**Problem set**
• a. Translate this sentence from the Panthers attendance piece into Spanish: "The game drew an announced 8,597 at the BB&T Center."
• b. According to the Herald blog quoted in the Panthers attendance piece, what was Florida's biggest crowd of the season before the Sabres game?
• c. Extend the Panthers attendance piece, starting after its final sentence.

**Document section**
-----
Dec 4, 2014; Sunrise, FL, USA; An overall view of BB&T center during the first period of a game between the Florida Panthers and Buffalo Sabres. The Panthers won 3-2. (Robert Mayer-USA TODAY Sports)
Dec 4, 2014; Sunrise, FL, USA; An overall view of BB&T center during the first period of a game between the Florida Panthers and Buffalo Sabres. The Panthers won 3-2. (Robert Mayer-USA TODAY Sports)

We were promised better attendance for the Florida Panthers for Saturday’s game against the Buffalo Sabres.

It was told to us in writing by the Miami Herald – which intimated that the Panthers upcoming string of games would boost numbers upwards. 

Said the Herald in a blog that was written the day before the game:

"The Panthers, who have cut out basically all free and discounted tickets, play host to the Sabres on Saturday which could bring the largest crowd of the season. Florida's biggest crowd so far was 11,419 for the home opener against New Jersey.

A four-game homestand which starts against Pittsburgh on Dec. 22 and includes Toronto, Montreal and the New York Rangers should change things. All four games are expected to be Florida's biggest crowds of the season."

Well, the Panthers failed in their quest to have the year’s largest crowd. The game drew an announced 8,597 at the BB&T Center.
-----
Spatial annotation entries:
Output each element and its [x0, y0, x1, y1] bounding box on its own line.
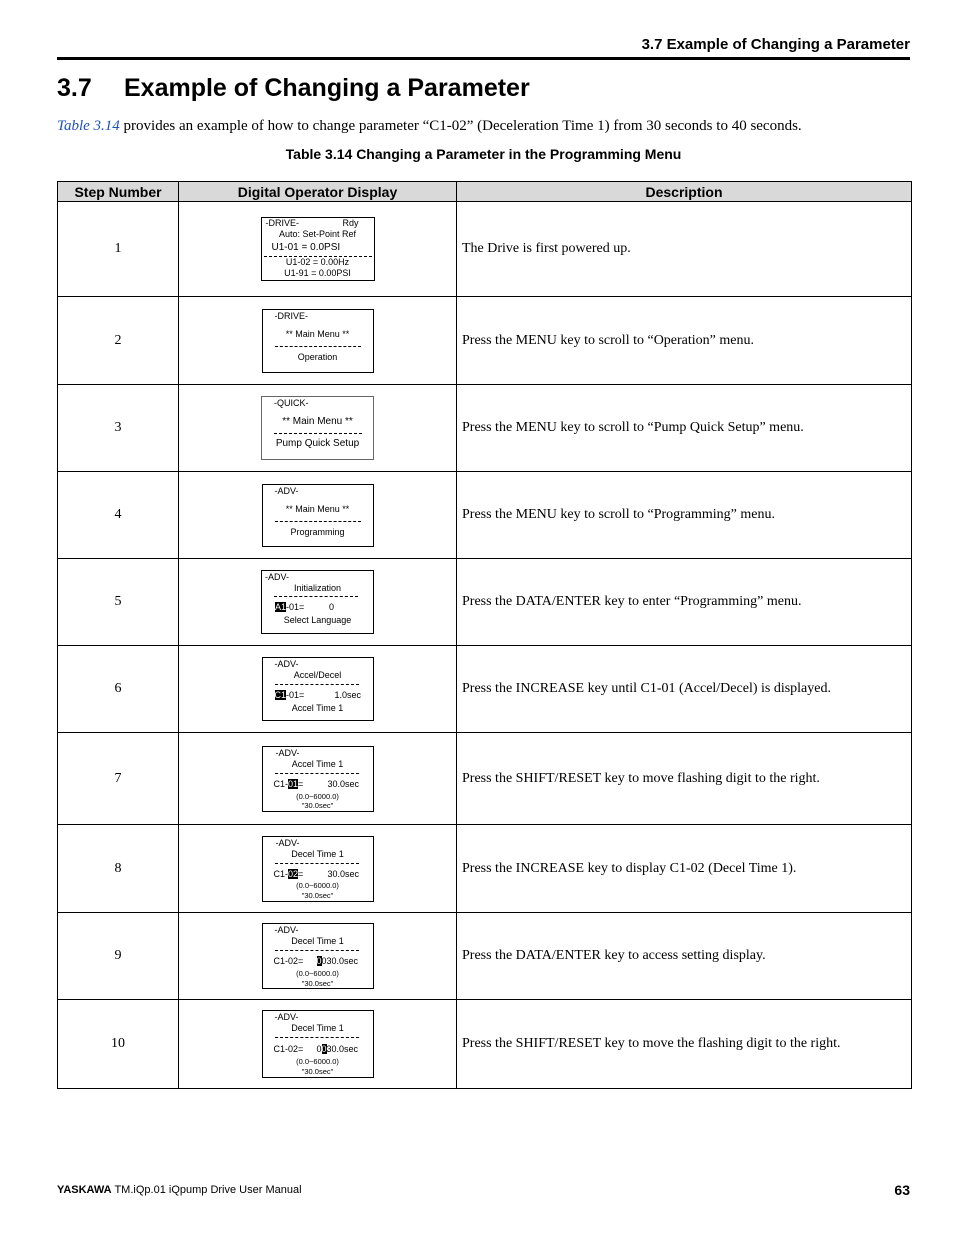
table-caption: Table 3.14 Changing a Parameter in the Programming Menu: [285, 146, 682, 162]
lcd-value: 0: [329, 602, 335, 612]
lcd-range: (0.0~6000.0): [296, 1057, 339, 1066]
lcd-range: (0.0~6000.0): [296, 880, 339, 890]
step-description: Press the MENU key to scroll to “Pump Quick Setup” menu.: [457, 385, 912, 472]
lcd-value-prefix: 0: [316, 1044, 322, 1054]
lcd-value-rest: 30.0sec: [326, 1044, 359, 1054]
lcd-line-2: ** Main Menu **: [285, 328, 350, 339]
lcd-display: [261, 396, 374, 460]
lcd-parameter-prefix: C1-: [273, 868, 289, 879]
step-description: The Drive is first powered up.: [457, 202, 912, 297]
lcd-display: [262, 657, 374, 721]
lcd-divider: [275, 346, 361, 347]
operator-display-cell: [179, 825, 457, 913]
step-number: 8: [58, 825, 179, 913]
lcd-cursor: C1: [274, 690, 287, 700]
lcd-display: [262, 836, 374, 902]
operator-display-cell: [179, 559, 457, 646]
lcd-divider: [274, 433, 362, 434]
table-row: [58, 913, 912, 1000]
lcd-line-3: Operation: [297, 351, 338, 362]
lcd-line-2: ** Main Menu **: [282, 416, 353, 427]
lcd-line-5: U1-91 = 0.00PSI: [284, 268, 351, 278]
operator-display-cell: [179, 646, 457, 733]
lcd-line-2: ** Main Menu **: [285, 503, 350, 514]
lcd-display: [262, 484, 374, 547]
step-description: Press the INCREASE key to display C1-02 (Decel Time 1).: [457, 825, 912, 913]
lcd-value-rest: 030.0sec: [321, 956, 359, 966]
header-description: Description: [457, 182, 912, 202]
lcd-line-2: Decel Time 1: [291, 848, 344, 859]
lcd-mode: -QUICK-: [274, 398, 309, 408]
step-description: Press the DATA/ENTER key to access setting display.: [457, 913, 912, 1000]
table-row: [58, 646, 912, 733]
lcd-line-3: Pump Quick Setup: [275, 438, 360, 449]
lcd-default: "30.0sec": [301, 979, 334, 988]
step-description: Press the MENU key to scroll to “Programming” menu.: [457, 472, 912, 559]
table-header-row: [58, 182, 912, 202]
lcd-divider: [275, 863, 359, 864]
header-step-number: Step Number: [58, 182, 179, 202]
lcd-parameter-rest: =: [298, 868, 304, 879]
footer-brand: YASKAWA: [57, 1184, 112, 1196]
section-number: 3.7: [57, 74, 92, 102]
lcd-parameter: [274, 870, 304, 879]
step-number: 7: [58, 733, 179, 825]
step-number: 1: [58, 202, 179, 297]
lcd-line-2: Decel Time 1: [291, 1023, 344, 1033]
step-description: Press the SHIFT/RESET key to move the flashing digit to the right.: [457, 1000, 912, 1089]
table-row: [58, 559, 912, 646]
lcd-line-3: U1-01 = 0.0PSI: [271, 242, 341, 253]
section-title-text: Example of Changing a Parameter: [124, 74, 530, 102]
lcd-mode: -ADV-: [274, 1012, 299, 1022]
lcd-mode: -ADV-: [274, 659, 299, 669]
operator-display-cell: [179, 913, 457, 1000]
lcd-mode: -ADV-: [275, 837, 300, 848]
lcd-value: 30.0sec: [327, 868, 360, 879]
step-number: 2: [58, 297, 179, 385]
operator-display-cell: [179, 385, 457, 472]
step-description: Press the INCREASE key until C1-01 (Accel/Decel) is displayed.: [457, 646, 912, 733]
step-number: 6: [58, 646, 179, 733]
table-row: [58, 472, 912, 559]
lcd-cursor: 0: [321, 1044, 327, 1054]
lcd-line-3: Programming: [290, 526, 345, 537]
lcd-divider: [274, 596, 358, 597]
lcd-line-4: Select Language: [283, 615, 352, 625]
lcd-display: [261, 570, 374, 634]
lcd-parameter-rest: =: [298, 778, 304, 789]
lcd-display: [262, 746, 374, 812]
lcd-cursor: A1: [275, 602, 287, 612]
lcd-divider: [275, 950, 359, 951]
operator-display-cell: [179, 1000, 457, 1089]
lcd-display: [262, 309, 374, 373]
lcd-cursor: 02: [288, 868, 299, 879]
lcd-default: "30.0sec": [301, 1067, 334, 1076]
step-number: 10: [58, 1000, 179, 1089]
lcd-status: Rdy: [342, 218, 359, 228]
lcd-line-4: U1-02 = 0.00Hz: [285, 257, 350, 267]
table-row: [58, 1000, 912, 1089]
lcd-display: [261, 217, 375, 281]
lcd-mode: -ADV-: [275, 747, 300, 758]
lcd-cursor: 0: [316, 956, 322, 966]
lcd-parameter: C1-02=: [273, 956, 304, 966]
lcd-divider: [275, 1037, 359, 1038]
table-reference-link[interactable]: Table 3.14: [57, 118, 120, 134]
lcd-line-2: Accel/Decel: [293, 670, 342, 680]
lcd-mode: -ADV-: [265, 572, 290, 582]
lcd-parameter-rest: -01=: [286, 690, 305, 700]
step-number: 5: [58, 559, 179, 646]
lcd-parameter: C1-02=: [273, 1044, 304, 1054]
operator-display-cell: [179, 733, 457, 825]
step-description: Press the SHIFT/RESET key to move flashing digit to the right.: [457, 733, 912, 825]
lcd-display: [262, 1010, 374, 1078]
lcd-default: "30.0sec": [301, 890, 334, 900]
table-row: [58, 297, 912, 385]
table-row: [58, 733, 912, 825]
lcd-line-2: Accel Time 1: [291, 758, 344, 769]
operator-display-cell: [179, 297, 457, 385]
lcd-range: (0.0~6000.0): [296, 969, 339, 978]
lcd-parameter-rest: -01=: [286, 602, 305, 612]
intro-paragraph: [57, 118, 910, 135]
step-number: 3: [58, 385, 179, 472]
step-description: Press the DATA/ENTER key to enter “Programming” menu.: [457, 559, 912, 646]
table-row: [58, 202, 912, 297]
lcd-cursor: 01: [288, 778, 299, 789]
lcd-value: [317, 957, 359, 966]
lcd-mode: -DRIVE-: [265, 218, 299, 228]
footer-doc: TM.iQp.01 iQpump Drive User Manual: [111, 1184, 302, 1196]
table-row: [58, 825, 912, 913]
operator-display-cell: [179, 202, 457, 297]
lcd-value: [317, 1045, 359, 1054]
lcd-mode: -DRIVE-: [274, 310, 308, 321]
lcd-line-2: Decel Time 1: [291, 936, 344, 946]
page-number: 63: [894, 1182, 910, 1198]
lcd-display: [262, 923, 374, 989]
header-digital-operator-display: Digital Operator Display: [179, 182, 457, 202]
lcd-divider: [275, 684, 359, 685]
lcd-range: (0.0~6000.0): [296, 791, 339, 801]
lcd-parameter: [275, 691, 305, 700]
intro-text: provides an example of how to change parameter “C1-02” (Deceleration Time 1) from 30 seconds to 40 seconds.: [119, 118, 802, 134]
step-description: Press the MENU key to scroll to “Operation” menu.: [457, 297, 912, 385]
steps-table: [57, 181, 912, 1089]
lcd-mode: -ADV-: [274, 485, 299, 496]
step-number: 9: [58, 913, 179, 1000]
lcd-line-4: Accel Time 1: [291, 703, 344, 713]
operator-display-cell: [179, 472, 457, 559]
table-row: [58, 385, 912, 472]
lcd-parameter-prefix: C1-: [273, 778, 289, 789]
section-title: [57, 74, 910, 103]
step-number: 4: [58, 472, 179, 559]
lcd-default: "30.0sec": [301, 800, 334, 810]
lcd-mode: -ADV-: [274, 925, 299, 935]
lcd-line-2: Initialization: [293, 583, 342, 593]
footer-manual-title: [57, 1184, 302, 1196]
lcd-value: 30.0sec: [327, 778, 360, 789]
lcd-line-2: Auto: Set-Point Ref: [278, 229, 357, 239]
lcd-parameter: [274, 780, 304, 789]
lcd-value: 1.0sec: [334, 690, 362, 700]
lcd-parameter: [275, 603, 304, 612]
running-header: 3.7 Example of Changing a Parameter: [57, 36, 910, 60]
lcd-divider: [275, 773, 359, 774]
lcd-divider: [275, 521, 361, 522]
-----
**The replies**
• a. El partido reunió a un público anunciado de 8.597 personas en el BB&T Center.

• b. 11,419, for the home opener against New Jersey.

• c.
Even though Buffalo is mediocre, Sabres fans draw decently on television and are known to travel well. Florida’s average attendance is listed at 8,849, per ESPN.com, just 51.9 percent building capacity.

Remember when the Panthers drew 7,311 fans earlier in the season against Ottawa? Yeah that wasn't a very pretty scene and some media pounced on it. Since then there was a hope that the numbers would go up, in spite of the Panthers’ cutting out freebies.

And since the Panthers have done OK and are just two points out of a playoff spot and the numbers are still meh, it sets off some alarm bells. But is it cause to panic?

We asked Vanderbilt University economics professor John Vrooman who didn’t think so at all.

“This recent attendance collapse in South Florida is not necessarily another harbinger of the complete demise of the Sunbelt strategy. Attendance in non-traditional markets is very sensitive to the quality of the team on the ice and the Panthers are no exception,” Vrooman said via email. "It is clear that attendance is correlated with the club performance of the previous season. It is also apparent that the fans failed to return after the most recent lockout in 2012-13. So the current attendance collapse in BB&T Center in Sunrise is probably a combined result of the 2012-13 lockout and the discouraging face-plant reversal of the Panthers on the ice in 2012-13 and last season 2013-14.”

Plus hockey in non-traditional markets – like South Florida – can be really finicky. There are all sorts of outdoor activities and the weather tends to be decent (for example the evening low was 62 degrees in Sunrise on Saturday per weather.com).

Also, the BB&T Center is just in a bad location. If you’ve ever been, there’s not a lot around the building from an activity standpoint. It’s also about 20 miles from downtown Fort Lauderdale and 36 miles from Miami – major population centers where fans could reside.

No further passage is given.